Stored records ->
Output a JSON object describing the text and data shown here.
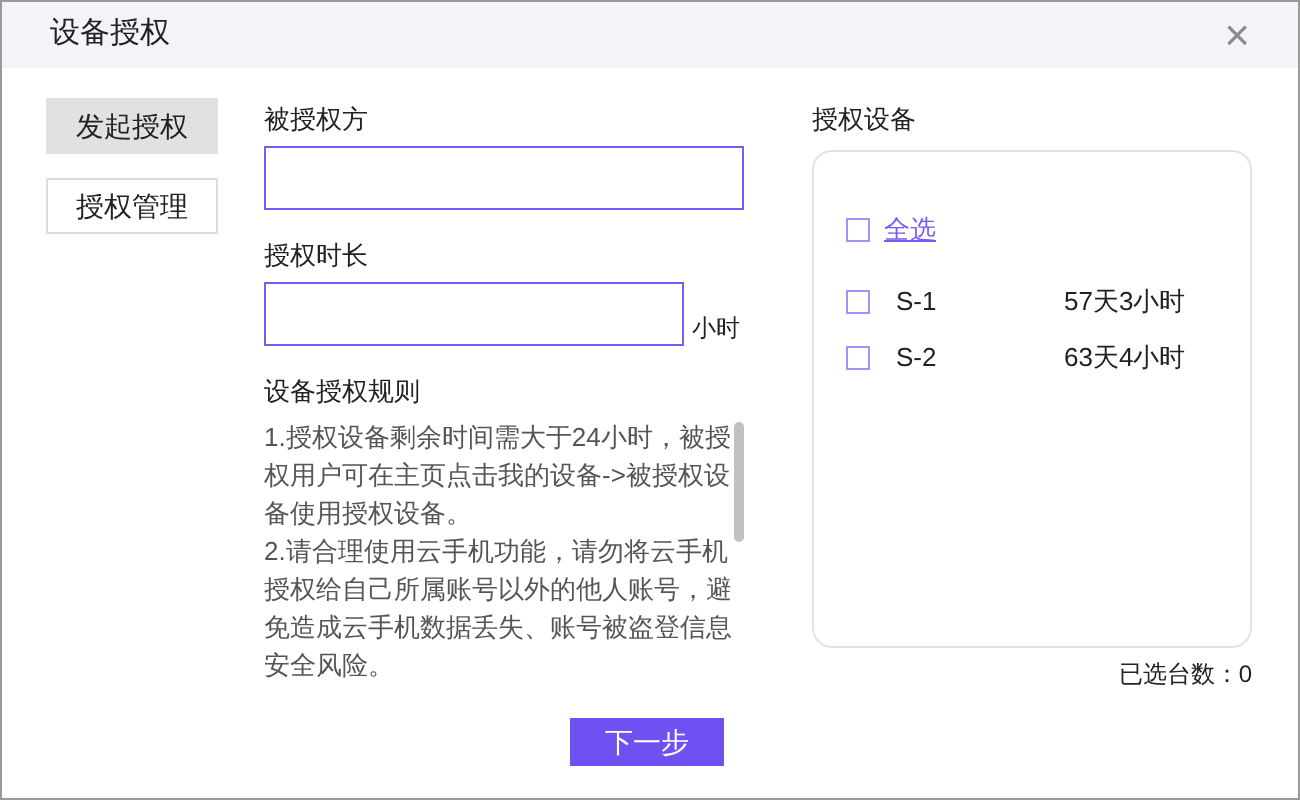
{
  "window": {
    "title": "设备授权",
    "close": "×"
  },
  "nav": [
    {
      "label": "发起授权",
      "selected": true
    },
    {
      "label": "授权管理",
      "selected": false
    }
  ],
  "form": {
    "grantee_label": "被授权方",
    "duration_label": "授权时长",
    "duration_unit": "小时",
    "rules_title": "设备授权规则",
    "rules": [
      "1.授权设备剩余时间需大于24小时，被授权用户可在主页点击我的设备->被授权设备使用授权设备。",
      "2.请合理使用云手机功能，请勿将云手机授权给自己所属账号以外的他人账号，避免造成云手机数据丢失、账号被盗登信息安全风险。"
    ]
  },
  "devices": {
    "title": "授权设备",
    "select_all": {
      "label": "全选",
      "checked": false
    },
    "items": [
      {
        "name": "S-1",
        "remaining": "57天3小时",
        "checked": false
      },
      {
        "name": "S-2",
        "remaining": "63天4小时",
        "checked": false
      }
    ],
    "count": "已选台数：0"
  },
  "next_button": "下一步"
}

Work instructions -> Except for the pictures, print the data above exactly.

Output of the exercise ->
Output a JSON object describing the text and data shown here.
{
  "window": {
    "title": "设备授权",
    "close": "×"
  },
  "nav": [
    {
      "label": "发起授权",
      "selected": true
    },
    {
      "label": "授权管理",
      "selected": false
    }
  ],
  "form": {
    "grantee_label": "被授权方",
    "duration_label": "授权时长",
    "duration_unit": "小时",
    "rules_title": "设备授权规则",
    "rules": [
      "1.授权设备剩余时间需大于24小时，被授权用户可在主页点击我的设备->被授权设备使用授权设备。",
      "2.请合理使用云手机功能，请勿将云手机授权给自己所属账号以外的他人账号，避免造成云手机数据丢失、账号被盗登信息安全风险。"
    ]
  },
  "devices": {
    "title": "授权设备",
    "select_all": {
      "label": "全选",
      "checked": false
    },
    "items": [
      {
        "name": "S-1",
        "remaining": "57天3小时",
        "checked": false
      },
      {
        "name": "S-2",
        "remaining": "63天4小时",
        "checked": false
      }
    ],
    "count": "已选台数：0"
  },
  "next_button": "下一步"
}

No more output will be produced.